Given information start
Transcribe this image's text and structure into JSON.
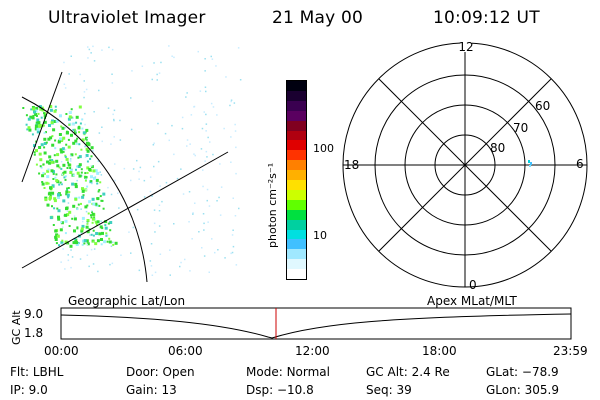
{
  "header": {
    "instrument": "Ultraviolet Imager",
    "date": "21 May 00",
    "time": "10:09:12 UT"
  },
  "colorbar": {
    "label": "photon cm⁻²s⁻¹",
    "ticks": [
      "100",
      "10"
    ],
    "colors": [
      "#000010",
      "#1a0030",
      "#3a0050",
      "#5a0060",
      "#800020",
      "#b00010",
      "#e00000",
      "#ff3300",
      "#ff8000",
      "#ffb000",
      "#ffe000",
      "#ccff00",
      "#60ff00",
      "#00e040",
      "#00d0a0",
      "#00e0e0",
      "#40c0ff",
      "#a0e8ff",
      "#e0f8ff",
      "#ffffff"
    ]
  },
  "polar": {
    "labels": {
      "top": "12",
      "left": "18",
      "right": "6",
      "bottom": "0"
    },
    "lat_labels": [
      "60",
      "70",
      "80"
    ]
  },
  "timeline": {
    "axis_label": "GC Alt",
    "left_title": "Geographic Lat/Lon",
    "right_title": "Apex MLat/MLT",
    "y_ticks": [
      "9.0",
      "1.8"
    ],
    "x_ticks": [
      "00:00",
      "06:00",
      "12:00",
      "18:00",
      "23:59"
    ],
    "marker_color": "#cc0000"
  },
  "footer": {
    "rows": [
      [
        {
          "key": "Flt:",
          "value": "LBHL"
        },
        {
          "key": "Door:",
          "value": "Open"
        },
        {
          "key": "Mode:",
          "value": "Normal"
        },
        {
          "key": "GC Alt:",
          "value": "2.4 Re"
        },
        {
          "key": "GLat:",
          "value": "−78.9"
        }
      ],
      [
        {
          "key": "IP:",
          "value": "9.0"
        },
        {
          "key": "Gain:",
          "value": "13"
        },
        {
          "key": "Dsp:",
          "value": "−10.8"
        },
        {
          "key": "Seq:",
          "value": "39"
        },
        {
          "key": "GLon:",
          "value": "305.9"
        }
      ]
    ]
  }
}
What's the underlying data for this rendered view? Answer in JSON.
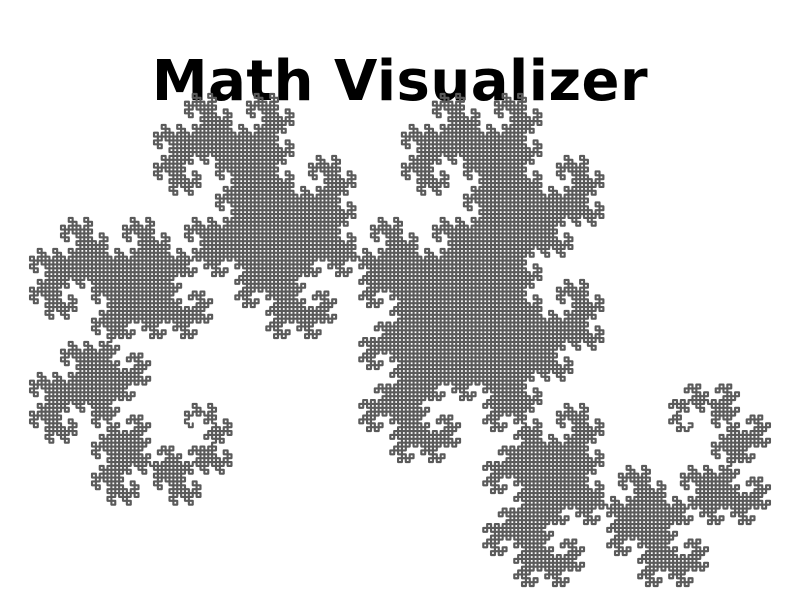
Given information end
* [Task details] Count the lines of the data that contain the string "value", and reply with that number alone.

* [Exercise response] 10